>>>>>

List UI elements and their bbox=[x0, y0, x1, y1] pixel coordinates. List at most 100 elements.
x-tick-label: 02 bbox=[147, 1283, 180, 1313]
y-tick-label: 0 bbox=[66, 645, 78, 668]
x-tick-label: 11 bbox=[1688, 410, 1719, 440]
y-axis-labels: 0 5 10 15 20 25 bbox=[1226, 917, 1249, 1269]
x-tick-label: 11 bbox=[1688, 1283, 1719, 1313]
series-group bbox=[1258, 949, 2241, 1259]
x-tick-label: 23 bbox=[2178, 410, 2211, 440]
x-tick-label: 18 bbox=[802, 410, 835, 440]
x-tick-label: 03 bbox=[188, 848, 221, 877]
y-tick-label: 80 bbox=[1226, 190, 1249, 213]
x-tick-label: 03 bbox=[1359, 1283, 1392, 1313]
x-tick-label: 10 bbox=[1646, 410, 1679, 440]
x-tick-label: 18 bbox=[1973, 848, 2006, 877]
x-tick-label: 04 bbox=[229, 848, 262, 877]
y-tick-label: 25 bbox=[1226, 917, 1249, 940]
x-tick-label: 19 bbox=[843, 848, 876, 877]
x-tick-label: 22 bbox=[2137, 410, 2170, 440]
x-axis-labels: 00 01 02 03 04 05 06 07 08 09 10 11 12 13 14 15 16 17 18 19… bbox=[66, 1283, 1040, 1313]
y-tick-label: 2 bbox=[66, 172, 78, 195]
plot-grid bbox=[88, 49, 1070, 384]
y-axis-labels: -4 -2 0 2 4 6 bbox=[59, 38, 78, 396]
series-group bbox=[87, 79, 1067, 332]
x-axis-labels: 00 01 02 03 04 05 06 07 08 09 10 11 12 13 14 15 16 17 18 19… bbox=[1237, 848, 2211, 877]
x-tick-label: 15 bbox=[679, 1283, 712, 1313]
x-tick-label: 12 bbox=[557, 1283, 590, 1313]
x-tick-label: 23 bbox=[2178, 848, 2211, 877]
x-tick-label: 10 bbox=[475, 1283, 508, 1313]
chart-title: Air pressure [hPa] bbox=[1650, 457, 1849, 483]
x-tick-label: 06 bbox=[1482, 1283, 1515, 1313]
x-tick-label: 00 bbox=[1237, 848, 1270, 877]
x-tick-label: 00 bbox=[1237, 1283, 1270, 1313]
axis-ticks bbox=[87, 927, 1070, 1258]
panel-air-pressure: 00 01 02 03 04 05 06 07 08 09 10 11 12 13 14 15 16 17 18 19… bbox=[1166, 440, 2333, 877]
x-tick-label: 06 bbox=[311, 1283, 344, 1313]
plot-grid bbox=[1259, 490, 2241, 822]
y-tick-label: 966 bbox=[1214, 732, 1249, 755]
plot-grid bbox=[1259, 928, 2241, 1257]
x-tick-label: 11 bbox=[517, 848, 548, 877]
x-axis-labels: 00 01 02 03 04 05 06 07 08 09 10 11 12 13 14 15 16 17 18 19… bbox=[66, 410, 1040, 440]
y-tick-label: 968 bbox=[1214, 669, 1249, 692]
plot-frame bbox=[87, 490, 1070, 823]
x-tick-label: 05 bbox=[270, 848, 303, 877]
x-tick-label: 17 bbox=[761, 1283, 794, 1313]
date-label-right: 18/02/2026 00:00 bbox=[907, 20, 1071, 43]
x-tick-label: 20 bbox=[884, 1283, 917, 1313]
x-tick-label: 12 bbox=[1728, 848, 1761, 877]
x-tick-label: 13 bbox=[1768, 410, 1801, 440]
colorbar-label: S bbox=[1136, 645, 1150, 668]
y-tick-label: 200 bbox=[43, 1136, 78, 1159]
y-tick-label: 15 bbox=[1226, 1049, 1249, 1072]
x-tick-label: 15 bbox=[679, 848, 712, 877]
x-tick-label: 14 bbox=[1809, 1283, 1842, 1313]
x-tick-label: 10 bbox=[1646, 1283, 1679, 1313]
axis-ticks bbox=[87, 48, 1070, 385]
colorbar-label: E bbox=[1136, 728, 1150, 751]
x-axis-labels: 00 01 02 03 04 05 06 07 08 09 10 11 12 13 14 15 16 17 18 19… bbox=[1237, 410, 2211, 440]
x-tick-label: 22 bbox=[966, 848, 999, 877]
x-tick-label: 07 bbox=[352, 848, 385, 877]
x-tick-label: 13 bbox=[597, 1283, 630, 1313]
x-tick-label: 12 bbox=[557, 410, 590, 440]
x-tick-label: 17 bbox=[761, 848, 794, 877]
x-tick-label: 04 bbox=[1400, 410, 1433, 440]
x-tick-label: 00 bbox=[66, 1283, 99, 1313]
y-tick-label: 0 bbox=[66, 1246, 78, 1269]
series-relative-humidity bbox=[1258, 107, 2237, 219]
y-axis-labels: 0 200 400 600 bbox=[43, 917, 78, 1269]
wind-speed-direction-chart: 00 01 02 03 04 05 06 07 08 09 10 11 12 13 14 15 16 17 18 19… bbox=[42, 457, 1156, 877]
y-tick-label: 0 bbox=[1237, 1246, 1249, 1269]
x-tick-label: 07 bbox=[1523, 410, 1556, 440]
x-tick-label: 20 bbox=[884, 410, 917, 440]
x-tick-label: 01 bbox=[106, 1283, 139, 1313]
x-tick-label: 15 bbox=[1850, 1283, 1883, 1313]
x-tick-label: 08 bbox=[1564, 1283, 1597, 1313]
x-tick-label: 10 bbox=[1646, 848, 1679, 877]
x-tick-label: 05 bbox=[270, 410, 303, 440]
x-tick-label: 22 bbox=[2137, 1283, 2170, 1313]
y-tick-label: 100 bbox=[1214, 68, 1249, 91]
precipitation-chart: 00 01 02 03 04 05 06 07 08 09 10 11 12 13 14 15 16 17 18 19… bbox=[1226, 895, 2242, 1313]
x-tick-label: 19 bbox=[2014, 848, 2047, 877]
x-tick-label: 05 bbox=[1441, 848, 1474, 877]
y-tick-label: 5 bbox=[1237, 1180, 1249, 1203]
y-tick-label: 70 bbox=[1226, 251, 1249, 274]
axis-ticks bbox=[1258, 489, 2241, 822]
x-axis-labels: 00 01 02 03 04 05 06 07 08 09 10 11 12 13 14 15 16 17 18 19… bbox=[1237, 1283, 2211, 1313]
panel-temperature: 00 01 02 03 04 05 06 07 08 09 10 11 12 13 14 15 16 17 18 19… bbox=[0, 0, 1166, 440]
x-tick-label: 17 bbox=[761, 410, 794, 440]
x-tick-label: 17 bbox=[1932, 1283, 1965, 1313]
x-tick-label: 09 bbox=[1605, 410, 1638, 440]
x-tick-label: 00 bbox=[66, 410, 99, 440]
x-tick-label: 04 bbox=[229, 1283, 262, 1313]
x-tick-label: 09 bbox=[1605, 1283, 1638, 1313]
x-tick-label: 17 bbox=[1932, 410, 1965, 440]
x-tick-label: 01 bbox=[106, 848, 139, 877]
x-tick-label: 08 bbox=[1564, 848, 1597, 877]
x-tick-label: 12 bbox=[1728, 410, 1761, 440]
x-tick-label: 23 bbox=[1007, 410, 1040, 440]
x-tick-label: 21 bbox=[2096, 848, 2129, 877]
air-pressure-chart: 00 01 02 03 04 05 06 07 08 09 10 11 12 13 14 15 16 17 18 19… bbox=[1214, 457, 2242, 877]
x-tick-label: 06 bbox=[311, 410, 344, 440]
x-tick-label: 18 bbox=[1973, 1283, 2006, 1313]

<<<<<

WORK TO BE COMPLETED: Format the records above as a Markdown table with the columns "Row" and "Line", numbering each row and leaving out any blank lines. Begin at the first line of the records and stop after the line that contains "x-tick-label: 18 bbox=[802, 410, 835, 440]".

REPLY TO THE EXERCISE:
| Row | Line |
|---|---|
| 1 | List UI elements and their bbox=[x0, y0, x1, y1] pixel coordinates. List at most 100 elements. |
| 2 | x-tick-label: 02 bbox=[147, 1283, 180, 1313] |
| 3 | y-tick-label: 0 bbox=[66, 645, 78, 668] |
| 4 | x-tick-label: 11 bbox=[1688, 410, 1719, 440] |
| 5 | y-axis-labels: 0 5 10 15 20 25 bbox=[1226, 917, 1249, 1269] |
| 6 | x-tick-label: 11 bbox=[1688, 1283, 1719, 1313] |
| 7 | series-group bbox=[1258, 949, 2241, 1259] |
| 8 | x-tick-label: 23 bbox=[2178, 410, 2211, 440] |
| 9 | x-tick-label: 18 bbox=[802, 410, 835, 440] |